● Exercise prompt
Repeat the material verbatim. Images are excluded from the copy.

● Working data
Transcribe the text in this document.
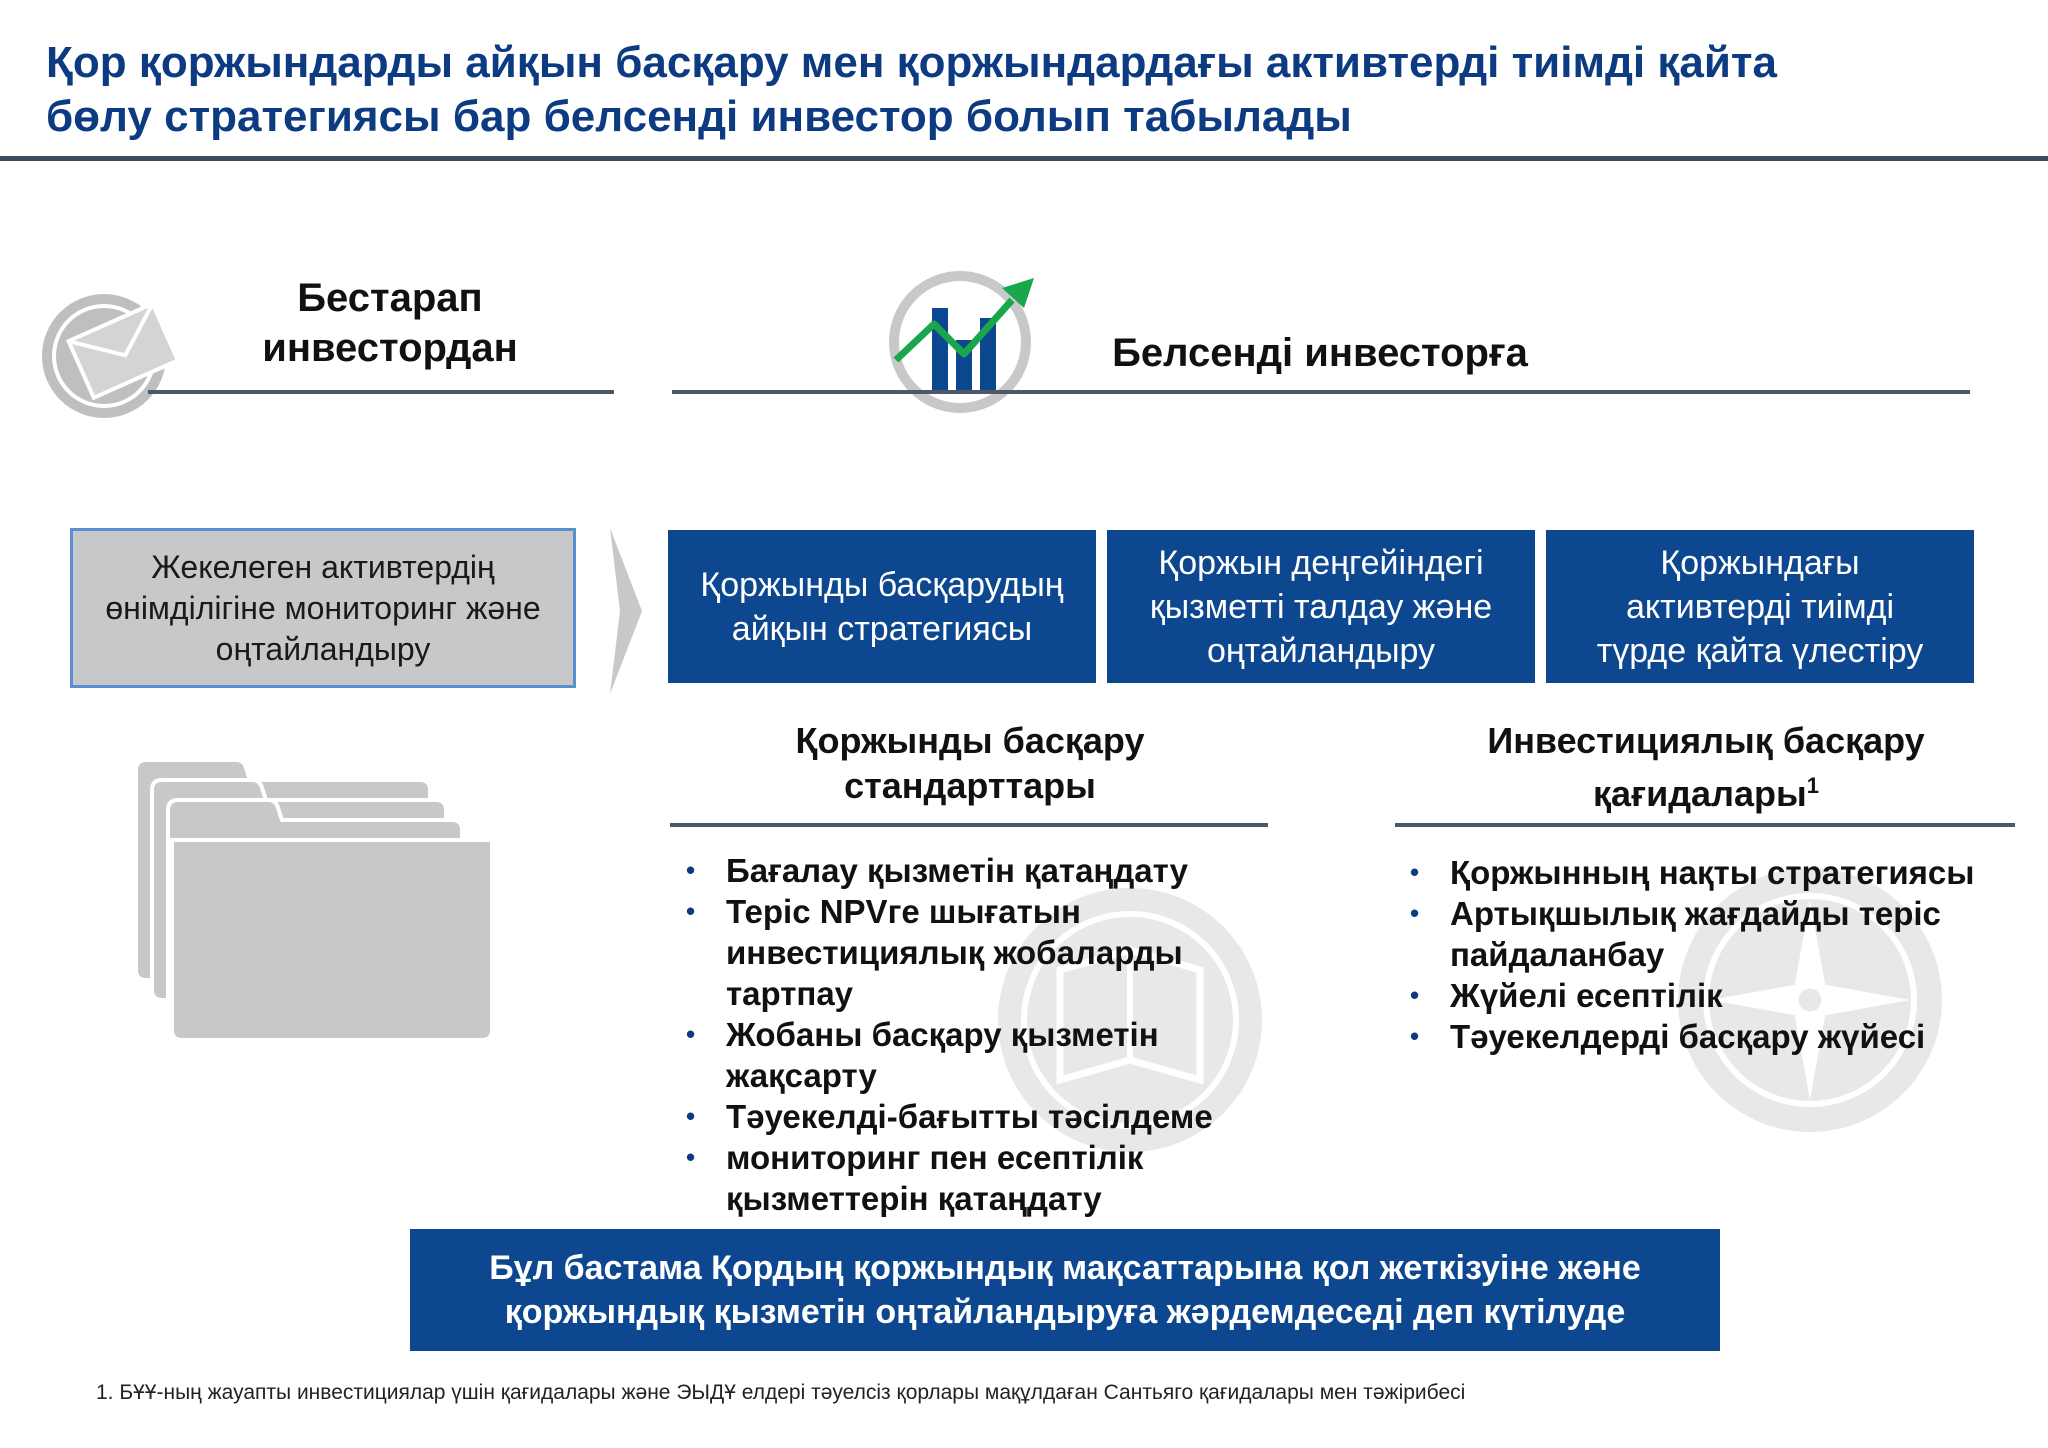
Қор қоржындарды айқын басқару мен қоржындардағы активтерді тиімді қайта
бөлу стратегиясы бар белсенді инвестор болып табылады
Бестарап
инвестордан	Белсенді инвесторға
Жекелеген активтердің
өнімділігіне мониторинг және
оңтайландыру
Қоржынды басқарудың
айқын стратегиясы
Қоржын деңгейіндегі
қызметті талдау және
оңтайландыру
Қоржындағы
активтерді тиімді
түрде қайта үлестіру
Қоржынды басқару
стандарттары
• Бағалау қызметін қатаңдату
• Теріс NPVге шығатын инвестициялық жобаларды тартпау
• Жобаны басқару қызметін жақсарту
• Тәуекелді-бағытты тәсілдеме
• мониторинг пен есептілік қызметтерін қатаңдату
Инвестициялық басқару
қағидалары$^1$
• Қоржынның нақты стратегиясы
• Артықшылық жағдайды теріс пайдаланбау
• Жүйелі есептілік
• Тәуекелдерді басқару жүйесі
Бұл бастама Қордың қоржындық мақсаттарына қол жеткізуіне және
қоржындық қызметін оңтайландыруға жәрдемдеседі деп күтілуде
1. БҰҰ-ның жауапты инвестициялар үшін қағидалары және ЭЫДҰ елдері тәуелсіз қорлары мақұлдаған Сантьяго қағидалары мен тәжірибесі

● Task output
Transcribe the text in this document.
Қор қоржындарды айқын басқару мен қоржындардағы активтерді тиімді қайта
бөлу стратегиясы бар белсенді инвестор болып табылады
Бестарап
инвестордан	Белсенді инвесторға
Жекелеген активтердің
өнімділігіне мониторинг және
оңтайландыру
Қоржынды басқарудың
айқын стратегиясы
Қоржын деңгейіндегі
қызметті талдау және
оңтайландыру
Қоржындағы
активтерді тиімді
түрде қайта үлестіру
Қоржынды басқару
стандарттары
• Бағалау қызметін қатаңдату
• Теріс NPVге шығатын инвестициялық жобаларды тартпау
• Жобаны басқару қызметін жақсарту
• Тәуекелді-бағытты тәсілдеме
• мониторинг пен есептілік қызметтерін қатаңдату
Инвестициялық басқару
қағидалары$^1$
• Қоржынның нақты стратегиясы
• Артықшылық жағдайды теріс пайдаланбау
• Жүйелі есептілік
• Тәуекелдерді басқару жүйесі
Бұл бастама Қордың қоржындық мақсаттарына қол жеткізуіне және
қоржындық қызметін оңтайландыруға жәрдемдеседі деп күтілуде
1. БҰҰ-ның жауапты инвестициялар үшін қағидалары және ЭЫДҰ елдері тәуелсіз қорлары мақұлдаған Сантьяго қағидалары мен тәжірибесі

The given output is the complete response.